#### What you have to do
Quote all of the data below exactly, please.

_ _ _ _

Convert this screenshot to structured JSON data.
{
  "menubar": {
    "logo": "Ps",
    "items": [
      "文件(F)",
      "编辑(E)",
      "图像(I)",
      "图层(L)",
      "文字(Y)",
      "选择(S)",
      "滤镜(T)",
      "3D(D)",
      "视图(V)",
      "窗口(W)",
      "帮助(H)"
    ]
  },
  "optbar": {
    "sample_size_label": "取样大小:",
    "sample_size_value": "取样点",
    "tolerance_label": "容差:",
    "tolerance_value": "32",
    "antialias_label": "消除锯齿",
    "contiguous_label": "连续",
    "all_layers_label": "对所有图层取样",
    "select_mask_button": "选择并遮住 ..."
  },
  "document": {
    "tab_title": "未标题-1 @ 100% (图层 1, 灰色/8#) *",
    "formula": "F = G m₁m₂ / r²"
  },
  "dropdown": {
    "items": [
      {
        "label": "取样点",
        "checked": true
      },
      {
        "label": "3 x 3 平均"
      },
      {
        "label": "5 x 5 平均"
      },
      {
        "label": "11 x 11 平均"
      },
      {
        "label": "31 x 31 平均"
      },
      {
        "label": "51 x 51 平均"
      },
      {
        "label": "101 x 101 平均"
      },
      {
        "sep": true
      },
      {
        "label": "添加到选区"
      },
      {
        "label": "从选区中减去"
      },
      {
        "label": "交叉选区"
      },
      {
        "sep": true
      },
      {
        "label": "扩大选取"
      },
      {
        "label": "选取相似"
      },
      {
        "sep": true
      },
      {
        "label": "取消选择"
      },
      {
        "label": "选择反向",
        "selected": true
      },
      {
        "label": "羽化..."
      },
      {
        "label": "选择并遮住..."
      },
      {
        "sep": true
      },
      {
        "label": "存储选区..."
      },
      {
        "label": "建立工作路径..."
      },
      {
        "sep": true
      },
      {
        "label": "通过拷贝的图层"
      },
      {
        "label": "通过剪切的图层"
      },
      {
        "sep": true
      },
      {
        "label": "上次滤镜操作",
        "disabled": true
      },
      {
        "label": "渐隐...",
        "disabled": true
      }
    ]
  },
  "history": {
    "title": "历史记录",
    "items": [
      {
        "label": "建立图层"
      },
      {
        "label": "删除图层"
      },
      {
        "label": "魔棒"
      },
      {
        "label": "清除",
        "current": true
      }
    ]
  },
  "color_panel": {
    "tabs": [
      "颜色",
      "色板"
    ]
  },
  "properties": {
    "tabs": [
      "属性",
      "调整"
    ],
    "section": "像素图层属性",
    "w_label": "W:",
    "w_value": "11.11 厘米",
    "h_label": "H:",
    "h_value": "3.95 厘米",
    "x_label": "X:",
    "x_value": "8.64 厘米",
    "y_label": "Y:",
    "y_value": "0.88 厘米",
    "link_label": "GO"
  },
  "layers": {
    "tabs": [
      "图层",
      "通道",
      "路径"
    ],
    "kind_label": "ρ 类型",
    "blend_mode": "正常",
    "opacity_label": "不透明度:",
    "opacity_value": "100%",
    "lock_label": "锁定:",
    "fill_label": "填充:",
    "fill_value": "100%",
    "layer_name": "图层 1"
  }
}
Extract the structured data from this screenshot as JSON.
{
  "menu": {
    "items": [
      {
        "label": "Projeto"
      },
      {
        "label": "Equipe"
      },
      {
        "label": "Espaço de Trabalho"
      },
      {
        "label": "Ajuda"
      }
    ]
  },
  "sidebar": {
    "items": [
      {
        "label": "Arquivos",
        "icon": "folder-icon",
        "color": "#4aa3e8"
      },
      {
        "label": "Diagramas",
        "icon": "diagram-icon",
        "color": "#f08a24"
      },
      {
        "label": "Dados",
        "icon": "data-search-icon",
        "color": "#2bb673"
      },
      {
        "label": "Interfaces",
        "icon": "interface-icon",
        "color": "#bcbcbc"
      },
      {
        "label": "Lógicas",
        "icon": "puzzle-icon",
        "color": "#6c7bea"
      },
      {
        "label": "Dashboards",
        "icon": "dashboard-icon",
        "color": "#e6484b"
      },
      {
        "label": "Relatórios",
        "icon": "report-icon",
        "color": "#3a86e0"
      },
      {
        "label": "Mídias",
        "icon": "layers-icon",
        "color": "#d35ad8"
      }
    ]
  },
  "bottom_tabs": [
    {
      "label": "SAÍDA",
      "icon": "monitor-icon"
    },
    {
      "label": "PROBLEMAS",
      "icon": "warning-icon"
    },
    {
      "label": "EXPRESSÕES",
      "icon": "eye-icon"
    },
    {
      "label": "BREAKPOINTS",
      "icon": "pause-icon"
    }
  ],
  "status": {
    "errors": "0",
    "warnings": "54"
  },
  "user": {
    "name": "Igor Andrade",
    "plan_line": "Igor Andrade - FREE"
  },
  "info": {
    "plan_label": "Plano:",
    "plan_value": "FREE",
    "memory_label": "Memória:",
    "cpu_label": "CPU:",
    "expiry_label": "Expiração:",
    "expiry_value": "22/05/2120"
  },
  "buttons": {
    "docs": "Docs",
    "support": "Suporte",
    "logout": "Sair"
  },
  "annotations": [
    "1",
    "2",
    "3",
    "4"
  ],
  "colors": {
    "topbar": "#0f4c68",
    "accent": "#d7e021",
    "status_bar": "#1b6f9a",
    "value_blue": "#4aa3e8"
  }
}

_ _ _ _

#### Final result
Convert this screenshot to structured JSON data.
{
  "menubar": {
    "logo": "Ps",
    "items": [
      "文件(F)",
      "编辑(E)",
      "图像(I)",
      "图层(L)",
      "文字(Y)",
      "选择(S)",
      "滤镜(T)",
      "3D(D)",
      "视图(V)",
      "窗口(W)",
      "帮助(H)"
    ]
  },
  "optbar": {
    "sample_size_label": "取样大小:",
    "sample_size_value": "取样点",
    "tolerance_label": "容差:",
    "tolerance_value": "32",
    "antialias_label": "消除锯齿",
    "contiguous_label": "连续",
    "all_layers_label": "对所有图层取样",
    "select_mask_button": "选择并遮住 ..."
  },
  "document": {
    "tab_title": "未标题-1 @ 100% (图层 1, 灰色/8#) *",
    "formula": "F = G m₁m₂ / r²"
  },
  "dropdown": {
    "items": [
      {
        "label": "取样点",
        "checked": true
      },
      {
        "label": "3 x 3 平均"
      },
      {
        "label": "5 x 5 平均"
      },
      {
        "label": "11 x 11 平均"
      },
      {
        "label": "31 x 31 平均"
      },
      {
        "label": "51 x 51 平均"
      },
      {
        "label": "101 x 101 平均"
      },
      {
        "sep": true
      },
      {
        "label": "添加到选区"
      },
      {
        "label": "从选区中减去"
      },
      {
        "label": "交叉选区"
      },
      {
        "sep": true
      },
      {
        "label": "扩大选取"
      },
      {
        "label": "选取相似"
      },
      {
        "sep": true
      },
      {
        "label": "取消选择"
      },
      {
        "label": "选择反向",
        "selected": true
      },
      {
        "label": "羽化..."
      },
      {
        "label": "选择并遮住..."
      },
      {
        "sep": true
      },
      {
        "label": "存储选区..."
      },
      {
        "label": "建立工作路径..."
      },
      {
        "sep": true
      },
      {
        "label": "通过拷贝的图层"
      },
      {
        "label": "通过剪切的图层"
      },
      {
        "sep": true
      },
      {
        "label": "上次滤镜操作",
        "disabled": true
      },
      {
        "label": "渐隐...",
        "disabled": true
      }
    ]
  },
  "history": {
    "title": "历史记录",
    "items": [
      {
        "label": "建立图层"
      },
      {
        "label": "删除图层"
      },
      {
        "label": "魔棒"
      },
      {
        "label": "清除",
        "current": true
      }
    ]
  },
  "color_panel": {
    "tabs": [
      "颜色",
      "色板"
    ]
  },
  "properties": {
    "tabs": [
      "属性",
      "调整"
    ],
    "section": "像素图层属性",
    "w_label": "W:",
    "w_value": "11.11 厘米",
    "h_label": "H:",
    "h_value": "3.95 厘米",
    "x_label": "X:",
    "x_value": "8.64 厘米",
    "y_label": "Y:",
    "y_value": "0.88 厘米",
    "link_label": "GO"
  },
  "layers": {
    "tabs": [
      "图层",
      "通道",
      "路径"
    ],
    "kind_label": "ρ 类型",
    "blend_mode": "正常",
    "opacity_label": "不透明度:",
    "opacity_value": "100%",
    "lock_label": "锁定:",
    "fill_label": "填充:",
    "fill_value": "100%",
    "layer_name": "图层 1"
  }
}
Extract the structured data from this screenshot as JSON.
{
  "menu": {
    "items": [
      {
        "label": "Projeto"
      },
      {
        "label": "Equipe"
      },
      {
        "label": "Espaço de Trabalho"
      },
      {
        "label": "Ajuda"
      }
    ]
  },
  "sidebar": {
    "items": [
      {
        "label": "Arquivos",
        "icon": "folder-icon",
        "color": "#4aa3e8"
      },
      {
        "label": "Diagramas",
        "icon": "diagram-icon",
        "color": "#f08a24"
      },
      {
        "label": "Dados",
        "icon": "data-search-icon",
        "color": "#2bb673"
      },
      {
        "label": "Interfaces",
        "icon": "interface-icon",
        "color": "#bcbcbc"
      },
      {
        "label": "Lógicas",
        "icon": "puzzle-icon",
        "color": "#6c7bea"
      },
      {
        "label": "Dashboards",
        "icon": "dashboard-icon",
        "color": "#e6484b"
      },
      {
        "label": "Relatórios",
        "icon": "report-icon",
        "color": "#3a86e0"
      },
      {
        "label": "Mídias",
        "icon": "layers-icon",
        "color": "#d35ad8"
      }
    ]
  },
  "bottom_tabs": [
    {
      "label": "SAÍDA",
      "icon": "monitor-icon"
    },
    {
      "label": "PROBLEMAS",
      "icon": "warning-icon"
    },
    {
      "label": "EXPRESSÕES",
      "icon": "eye-icon"
    },
    {
      "label": "BREAKPOINTS",
      "icon": "pause-icon"
    }
  ],
  "status": {
    "errors": "0",
    "warnings": "54"
  },
  "user": {
    "name": "Igor Andrade",
    "plan_line": "Igor Andrade - FREE"
  },
  "info": {
    "plan_label": "Plano:",
    "plan_value": "FREE",
    "memory_label": "Memória:",
    "cpu_label": "CPU:",
    "expiry_label": "Expiração:",
    "expiry_value": "22/05/2120"
  },
  "buttons": {
    "docs": "Docs",
    "support": "Suporte",
    "logout": "Sair"
  },
  "annotations": [
    "1",
    "2",
    "3",
    "4"
  ],
  "colors": {
    "topbar": "#0f4c68",
    "accent": "#d7e021",
    "status_bar": "#1b6f9a",
    "value_blue": "#4aa3e8"
  }
}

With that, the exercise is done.